Go through the material below and please tally the lines that hold the word "Barnyard"; the number alone is the answer.
----------------
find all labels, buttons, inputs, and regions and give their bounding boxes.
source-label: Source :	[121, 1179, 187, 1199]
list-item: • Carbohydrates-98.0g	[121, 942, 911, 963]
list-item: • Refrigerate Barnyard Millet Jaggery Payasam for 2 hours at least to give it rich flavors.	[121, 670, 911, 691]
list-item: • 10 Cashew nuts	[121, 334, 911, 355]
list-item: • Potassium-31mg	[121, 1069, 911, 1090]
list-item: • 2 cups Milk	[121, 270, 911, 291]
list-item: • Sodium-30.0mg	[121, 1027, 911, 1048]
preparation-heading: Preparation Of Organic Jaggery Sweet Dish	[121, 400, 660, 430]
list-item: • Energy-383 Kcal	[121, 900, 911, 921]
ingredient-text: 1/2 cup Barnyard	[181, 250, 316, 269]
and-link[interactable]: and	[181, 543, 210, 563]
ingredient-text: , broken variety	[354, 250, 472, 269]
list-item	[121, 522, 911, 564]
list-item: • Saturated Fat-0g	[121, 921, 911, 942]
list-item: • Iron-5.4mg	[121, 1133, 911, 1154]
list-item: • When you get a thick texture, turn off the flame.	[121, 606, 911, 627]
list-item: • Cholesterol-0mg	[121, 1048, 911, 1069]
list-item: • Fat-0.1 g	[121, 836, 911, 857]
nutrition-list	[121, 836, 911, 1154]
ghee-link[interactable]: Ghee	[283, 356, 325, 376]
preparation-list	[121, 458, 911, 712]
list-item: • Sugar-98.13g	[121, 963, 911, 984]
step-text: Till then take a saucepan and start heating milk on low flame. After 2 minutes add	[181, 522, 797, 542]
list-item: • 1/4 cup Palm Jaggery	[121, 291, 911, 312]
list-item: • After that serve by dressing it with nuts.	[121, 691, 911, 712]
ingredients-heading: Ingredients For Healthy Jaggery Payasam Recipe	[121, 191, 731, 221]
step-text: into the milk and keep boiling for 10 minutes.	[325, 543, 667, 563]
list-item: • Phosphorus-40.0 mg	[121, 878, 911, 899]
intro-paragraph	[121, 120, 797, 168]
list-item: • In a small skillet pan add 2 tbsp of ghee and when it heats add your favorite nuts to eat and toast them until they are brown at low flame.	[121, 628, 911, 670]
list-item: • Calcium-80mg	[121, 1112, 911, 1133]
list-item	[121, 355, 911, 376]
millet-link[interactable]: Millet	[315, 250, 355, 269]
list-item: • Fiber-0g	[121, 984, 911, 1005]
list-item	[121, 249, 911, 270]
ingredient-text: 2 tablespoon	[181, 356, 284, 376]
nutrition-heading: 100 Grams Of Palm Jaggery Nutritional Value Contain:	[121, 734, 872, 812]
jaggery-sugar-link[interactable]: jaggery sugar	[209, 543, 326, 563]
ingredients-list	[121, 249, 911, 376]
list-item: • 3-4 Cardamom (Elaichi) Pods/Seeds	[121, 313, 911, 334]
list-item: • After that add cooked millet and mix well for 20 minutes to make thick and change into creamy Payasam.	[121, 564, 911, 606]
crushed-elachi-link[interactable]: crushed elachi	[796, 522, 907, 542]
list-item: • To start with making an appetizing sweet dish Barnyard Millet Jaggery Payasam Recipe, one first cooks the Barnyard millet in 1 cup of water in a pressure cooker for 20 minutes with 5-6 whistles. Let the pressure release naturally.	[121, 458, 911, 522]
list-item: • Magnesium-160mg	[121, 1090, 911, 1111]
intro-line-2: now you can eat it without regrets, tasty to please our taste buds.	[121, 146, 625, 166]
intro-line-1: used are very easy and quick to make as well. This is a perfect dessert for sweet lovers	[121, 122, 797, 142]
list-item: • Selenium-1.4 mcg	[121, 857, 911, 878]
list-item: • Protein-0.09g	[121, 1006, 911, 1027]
----------------
** Completed exercise **
3